● Your instructions
How many of the lines below contain "title"? Answer with that number alone.

--*--

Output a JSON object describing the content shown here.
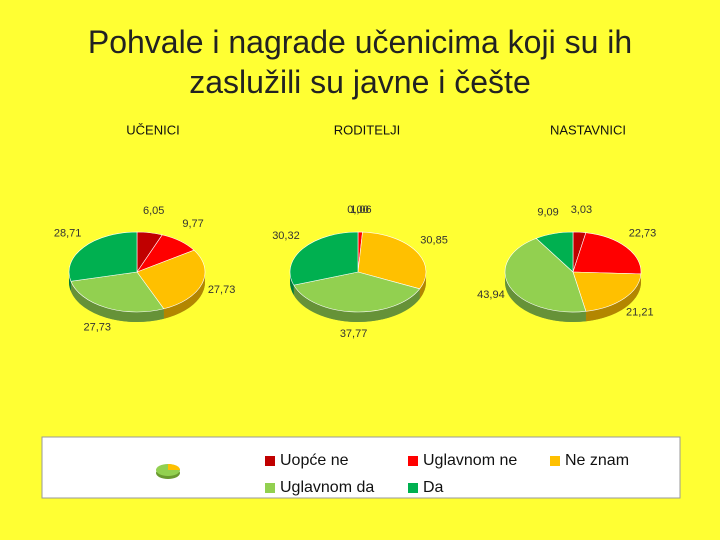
{
  "title": "Pohvale i nagrade učenicima koji su ih zaslužili su javne i češte",
  "legend": {
    "labels": [
      "Uopće ne",
      "Uglavnom ne",
      "Ne znam",
      "Uglavnom da",
      "Da"
    ],
    "colors": [
      "#c00000",
      "#ff0000",
      "#ffc000",
      "#92d050",
      "#00b050"
    ]
  },
  "chart_data": [
    {
      "type": "pie",
      "title": "UČENICI",
      "values": [
        6.05,
        9.77,
        27.73,
        27.73,
        28.71
      ],
      "value_labels": [
        "6,05",
        "9,77",
        "27,73",
        "27,73",
        "28,71"
      ]
    },
    {
      "type": "pie",
      "title": "RODITELJI",
      "values": [
        0.0,
        1.06,
        30.85,
        37.77,
        30.32
      ],
      "value_labels": [
        "0,00",
        "1,06",
        "30,85",
        "37,77",
        "30,32"
      ]
    },
    {
      "type": "pie",
      "title": "NASTAVNICI",
      "values": [
        3.03,
        22.73,
        21.21,
        43.94,
        9.09
      ],
      "value_labels": [
        "3,03",
        "22,73",
        "21,21",
        "43,94",
        "9,09"
      ]
    }
  ]
}
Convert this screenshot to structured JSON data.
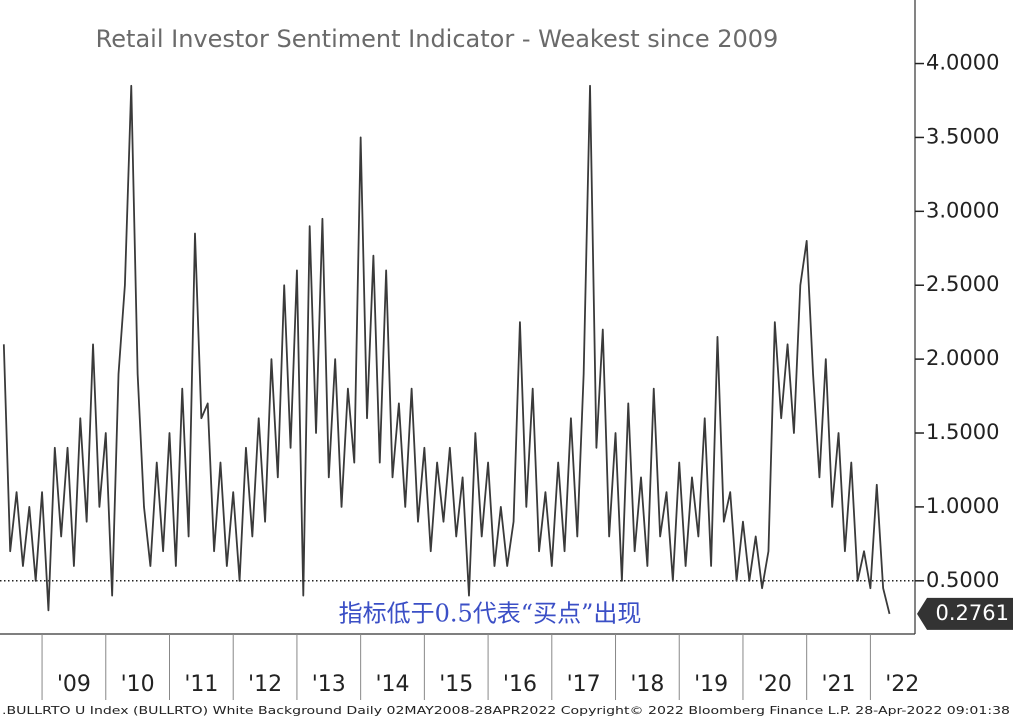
{
  "chart_data": {
    "type": "line",
    "title": "Retail Investor Sentiment Indicator - Weakest since 2009",
    "annotation": "指标低于0.5代表“买点”出现",
    "footer": ".BULLRTO U Index (BULLRTO) White Background  Daily 02MAY2008-28APR2022 Copyright© 2022 Bloomberg Finance L.P. 28-Apr-2022 09:01:38",
    "color": "#3a3a3a",
    "reference_line": 0.5,
    "xlim": [
      2008.34,
      2022.7
    ],
    "ylim": [
      0.14,
      4.43
    ],
    "xticks": [
      {
        "value": 2009,
        "label": "'09"
      },
      {
        "value": 2010,
        "label": "'10"
      },
      {
        "value": 2011,
        "label": "'11"
      },
      {
        "value": 2012,
        "label": "'12"
      },
      {
        "value": 2013,
        "label": "'13"
      },
      {
        "value": 2014,
        "label": "'14"
      },
      {
        "value": 2015,
        "label": "'15"
      },
      {
        "value": 2016,
        "label": "'16"
      },
      {
        "value": 2017,
        "label": "'17"
      },
      {
        "value": 2018,
        "label": "'18"
      },
      {
        "value": 2019,
        "label": "'19"
      },
      {
        "value": 2020,
        "label": "'20"
      },
      {
        "value": 2021,
        "label": "'21"
      },
      {
        "value": 2022,
        "label": "'22"
      }
    ],
    "yticks": [
      {
        "value": 0.5,
        "label": "0.5000"
      },
      {
        "value": 1.0,
        "label": "1.0000"
      },
      {
        "value": 1.5,
        "label": "1.5000"
      },
      {
        "value": 2.0,
        "label": "2.0000"
      },
      {
        "value": 2.5,
        "label": "2.5000"
      },
      {
        "value": 3.0,
        "label": "3.0000"
      },
      {
        "value": 3.5,
        "label": "3.5000"
      },
      {
        "value": 4.0,
        "label": "4.0000"
      }
    ],
    "x": [
      2008.4,
      2008.5,
      2008.6,
      2008.7,
      2008.8,
      2008.9,
      2009.0,
      2009.1,
      2009.2,
      2009.3,
      2009.4,
      2009.5,
      2009.6,
      2009.7,
      2009.8,
      2009.9,
      2010.0,
      2010.1,
      2010.2,
      2010.3,
      2010.4,
      2010.5,
      2010.6,
      2010.7,
      2010.8,
      2010.9,
      2011.0,
      2011.1,
      2011.2,
      2011.3,
      2011.4,
      2011.5,
      2011.6,
      2011.7,
      2011.8,
      2011.9,
      2012.0,
      2012.1,
      2012.2,
      2012.3,
      2012.4,
      2012.5,
      2012.6,
      2012.7,
      2012.8,
      2012.9,
      2013.0,
      2013.1,
      2013.2,
      2013.3,
      2013.4,
      2013.5,
      2013.6,
      2013.7,
      2013.8,
      2013.9,
      2014.0,
      2014.1,
      2014.2,
      2014.3,
      2014.4,
      2014.5,
      2014.6,
      2014.7,
      2014.8,
      2014.9,
      2015.0,
      2015.1,
      2015.2,
      2015.3,
      2015.4,
      2015.5,
      2015.6,
      2015.7,
      2015.8,
      2015.9,
      2016.0,
      2016.1,
      2016.2,
      2016.3,
      2016.4,
      2016.5,
      2016.6,
      2016.7,
      2016.8,
      2016.9,
      2017.0,
      2017.1,
      2017.2,
      2017.3,
      2017.4,
      2017.5,
      2017.6,
      2017.7,
      2017.8,
      2017.9,
      2018.0,
      2018.1,
      2018.2,
      2018.3,
      2018.4,
      2018.5,
      2018.6,
      2018.7,
      2018.8,
      2018.9,
      2019.0,
      2019.1,
      2019.2,
      2019.3,
      2019.4,
      2019.5,
      2019.6,
      2019.7,
      2019.8,
      2019.9,
      2020.0,
      2020.1,
      2020.2,
      2020.3,
      2020.4,
      2020.5,
      2020.6,
      2020.7,
      2020.8,
      2020.9,
      2021.0,
      2021.1,
      2021.2,
      2021.3,
      2021.4,
      2021.5,
      2021.6,
      2021.7,
      2021.8,
      2021.9,
      2022.0,
      2022.1,
      2022.2,
      2022.3
    ],
    "values": [
      2.1,
      0.7,
      1.1,
      0.6,
      1.0,
      0.5,
      1.1,
      0.3,
      1.4,
      0.8,
      1.4,
      0.6,
      1.6,
      0.9,
      2.1,
      1.0,
      1.5,
      0.4,
      1.9,
      2.5,
      3.85,
      1.9,
      1.0,
      0.6,
      1.3,
      0.7,
      1.5,
      0.6,
      1.8,
      0.8,
      2.85,
      1.6,
      1.7,
      0.7,
      1.3,
      0.6,
      1.1,
      0.5,
      1.4,
      0.8,
      1.6,
      0.9,
      2.0,
      1.2,
      2.5,
      1.4,
      2.6,
      0.4,
      2.9,
      1.5,
      2.95,
      1.2,
      2.0,
      1.0,
      1.8,
      1.3,
      3.5,
      1.6,
      2.7,
      1.3,
      2.6,
      1.2,
      1.7,
      1.0,
      1.8,
      0.9,
      1.4,
      0.7,
      1.3,
      0.9,
      1.4,
      0.8,
      1.2,
      0.4,
      1.5,
      0.8,
      1.3,
      0.6,
      1.0,
      0.6,
      0.9,
      2.25,
      1.0,
      1.8,
      0.7,
      1.1,
      0.6,
      1.3,
      0.7,
      1.6,
      0.8,
      1.9,
      3.85,
      1.4,
      2.2,
      0.8,
      1.5,
      0.5,
      1.7,
      0.7,
      1.2,
      0.6,
      1.8,
      0.8,
      1.1,
      0.5,
      1.3,
      0.6,
      1.2,
      0.8,
      1.6,
      0.6,
      2.15,
      0.9,
      1.1,
      0.5,
      0.9,
      0.5,
      0.8,
      0.45,
      0.7,
      2.25,
      1.6,
      2.1,
      1.5,
      2.5,
      2.8,
      1.9,
      1.2,
      2.0,
      1.0,
      1.5,
      0.7,
      1.3,
      0.5,
      0.7,
      0.45,
      1.15,
      0.45,
      0.2761
    ]
  }
}
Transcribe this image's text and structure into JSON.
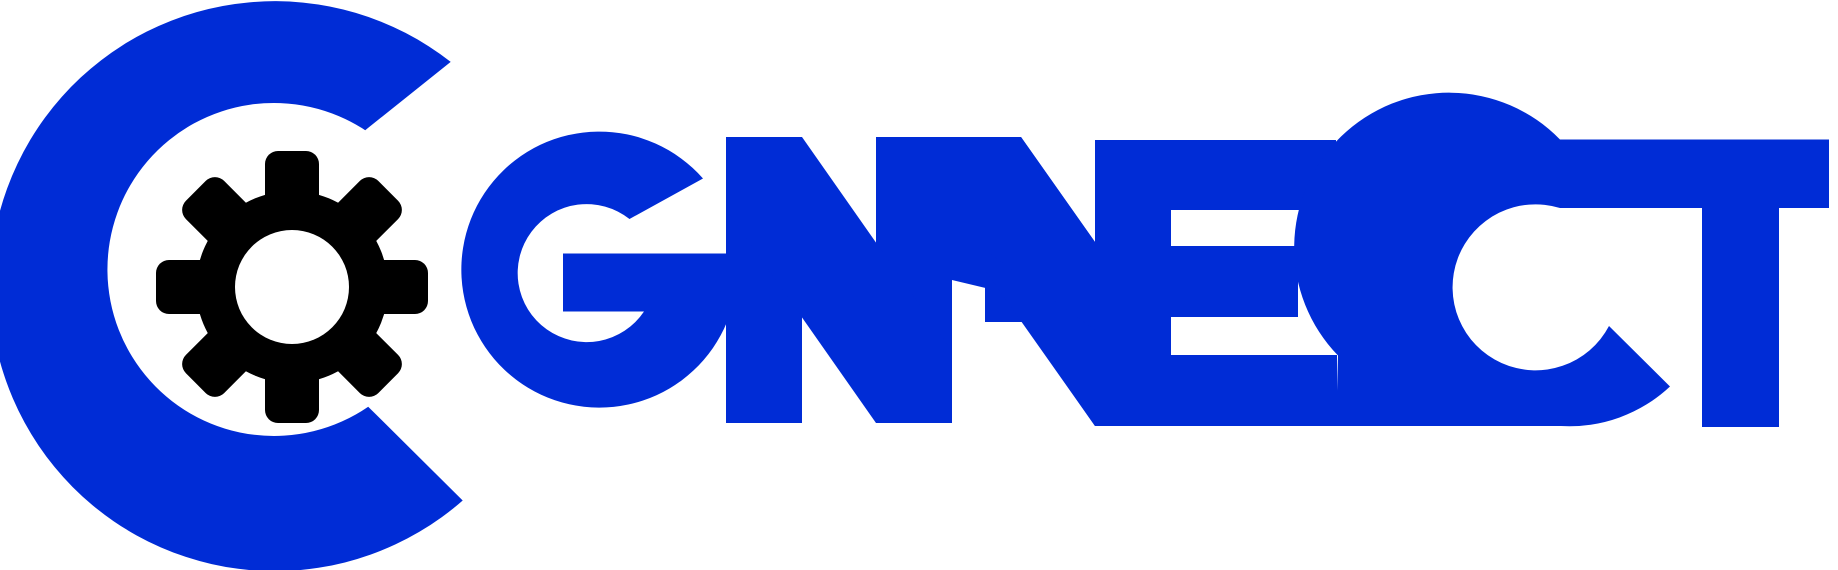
{
  "logo": {
    "wordmark": "CGNNECT",
    "colors": {
      "brand_blue": "#002cd6",
      "gear": "#000000",
      "background": "#ffffff"
    },
    "icon": "gear-icon"
  }
}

--*--

● Written response
5